═════ Material for this task

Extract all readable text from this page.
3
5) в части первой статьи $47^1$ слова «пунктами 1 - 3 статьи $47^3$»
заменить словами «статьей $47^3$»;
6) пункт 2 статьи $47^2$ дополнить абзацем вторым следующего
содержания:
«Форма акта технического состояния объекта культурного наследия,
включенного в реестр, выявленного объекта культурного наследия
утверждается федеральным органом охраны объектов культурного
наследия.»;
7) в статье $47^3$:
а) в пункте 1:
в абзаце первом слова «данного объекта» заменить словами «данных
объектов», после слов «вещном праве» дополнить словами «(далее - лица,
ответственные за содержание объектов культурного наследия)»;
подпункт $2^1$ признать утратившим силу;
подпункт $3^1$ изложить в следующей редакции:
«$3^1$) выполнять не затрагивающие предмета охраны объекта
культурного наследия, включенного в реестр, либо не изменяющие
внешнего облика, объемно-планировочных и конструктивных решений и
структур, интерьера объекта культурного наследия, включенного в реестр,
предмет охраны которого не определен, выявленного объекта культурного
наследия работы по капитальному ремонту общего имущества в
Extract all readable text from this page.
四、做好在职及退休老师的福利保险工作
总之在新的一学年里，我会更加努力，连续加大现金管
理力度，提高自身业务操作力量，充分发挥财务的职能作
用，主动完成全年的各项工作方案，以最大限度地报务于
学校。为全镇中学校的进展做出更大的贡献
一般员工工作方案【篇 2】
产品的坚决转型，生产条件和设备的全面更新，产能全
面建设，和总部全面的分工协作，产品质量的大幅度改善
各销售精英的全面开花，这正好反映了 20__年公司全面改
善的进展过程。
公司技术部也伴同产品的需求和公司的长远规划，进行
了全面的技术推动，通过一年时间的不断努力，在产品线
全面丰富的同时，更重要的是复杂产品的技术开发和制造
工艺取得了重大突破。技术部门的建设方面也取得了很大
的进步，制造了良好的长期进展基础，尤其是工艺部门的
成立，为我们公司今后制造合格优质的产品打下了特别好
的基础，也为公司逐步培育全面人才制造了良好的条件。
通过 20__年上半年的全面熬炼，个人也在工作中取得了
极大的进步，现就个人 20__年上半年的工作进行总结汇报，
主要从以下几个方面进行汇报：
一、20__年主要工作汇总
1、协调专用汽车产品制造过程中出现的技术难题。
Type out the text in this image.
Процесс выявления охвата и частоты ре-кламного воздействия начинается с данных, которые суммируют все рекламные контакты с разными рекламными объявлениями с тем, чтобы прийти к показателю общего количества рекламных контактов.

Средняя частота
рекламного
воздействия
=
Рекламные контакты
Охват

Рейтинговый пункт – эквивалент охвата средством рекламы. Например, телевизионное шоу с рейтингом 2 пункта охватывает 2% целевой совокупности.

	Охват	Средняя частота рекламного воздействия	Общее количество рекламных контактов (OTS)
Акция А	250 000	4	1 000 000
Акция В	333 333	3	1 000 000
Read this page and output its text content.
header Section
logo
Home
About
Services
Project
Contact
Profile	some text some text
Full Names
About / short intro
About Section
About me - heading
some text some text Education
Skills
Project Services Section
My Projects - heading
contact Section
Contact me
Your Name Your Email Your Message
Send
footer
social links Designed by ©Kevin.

══════════

> [Instruction]: Reproduce the complete set of lines precisely as supplied.

> [Result]:
Extract all readable text from this page.
3
5) в части первой статьи $47^1$ слова «пунктами 1 - 3 статьи $47^3$»
заменить словами «статьей $47^3$»;
6) пункт 2 статьи $47^2$ дополнить абзацем вторым следующего
содержания:
«Форма акта технического состояния объекта культурного наследия,
включенного в реестр, выявленного объекта культурного наследия
утверждается федеральным органом охраны объектов культурного
наследия.»;
7) в статье $47^3$:
а) в пункте 1:
в абзаце первом слова «данного объекта» заменить словами «данных
объектов», после слов «вещном праве» дополнить словами «(далее - лица,
ответственные за содержание объектов культурного наследия)»;
подпункт $2^1$ признать утратившим силу;
подпункт $3^1$ изложить в следующей редакции:
«$3^1$) выполнять не затрагивающие предмета охраны объекта
культурного наследия, включенного в реестр, либо не изменяющие
внешнего облика, объемно-планировочных и конструктивных решений и
структур, интерьера объекта культурного наследия, включенного в реестр,
предмет охраны которого не определен, выявленного объекта культурного
наследия работы по капитальному ремонту общего имущества в
Extract all readable text from this page.
四、做好在职及退休老师的福利保险工作
总之在新的一学年里，我会更加努力，连续加大现金管
理力度，提高自身业务操作力量，充分发挥财务的职能作
用，主动完成全年的各项工作方案，以最大限度地报务于
学校。为全镇中学校的进展做出更大的贡献
一般员工工作方案【篇 2】
产品的坚决转型，生产条件和设备的全面更新，产能全
面建设，和总部全面的分工协作，产品质量的大幅度改善
各销售精英的全面开花，这正好反映了 20__年公司全面改
善的进展过程。
公司技术部也伴同产品的需求和公司的长远规划，进行
了全面的技术推动，通过一年时间的不断努力，在产品线
全面丰富的同时，更重要的是复杂产品的技术开发和制造
工艺取得了重大突破。技术部门的建设方面也取得了很大
的进步，制造了良好的长期进展基础，尤其是工艺部门的
成立，为我们公司今后制造合格优质的产品打下了特别好
的基础，也为公司逐步培育全面人才制造了良好的条件。
通过 20__年上半年的全面熬炼，个人也在工作中取得了
极大的进步，现就个人 20__年上半年的工作进行总结汇报，
主要从以下几个方面进行汇报：
一、20__年主要工作汇总
1、协调专用汽车产品制造过程中出现的技术难题。
Type out the text in this image.
Процесс выявления охвата и частоты ре-кламного воздействия начинается с данных, которые суммируют все рекламные контакты с разными рекламными объявлениями с тем, чтобы прийти к показателю общего количества рекламных контактов.

Средняя частота
рекламного
воздействия
=
Рекламные контакты
Охват

Рейтинговый пункт – эквивалент охвата средством рекламы. Например, телевизионное шоу с рейтингом 2 пункта охватывает 2% целевой совокупности.

	Охват	Средняя частота рекламного воздействия	Общее количество рекламных контактов (OTS)
Акция А	250 000	4	1 000 000
Акция В	333 333	3	1 000 000
Read this page and output its text content.
header Section
logo
Home
About
Services
Project
Contact
Profile	some text some text
Full Names
About / short intro
About Section
About me - heading
some text some text Education
Skills
Project Services Section
My Projects - heading
contact Section
Contact me
Your Name Your Email Your Message
Send
footer
social links Designed by ©Kevin.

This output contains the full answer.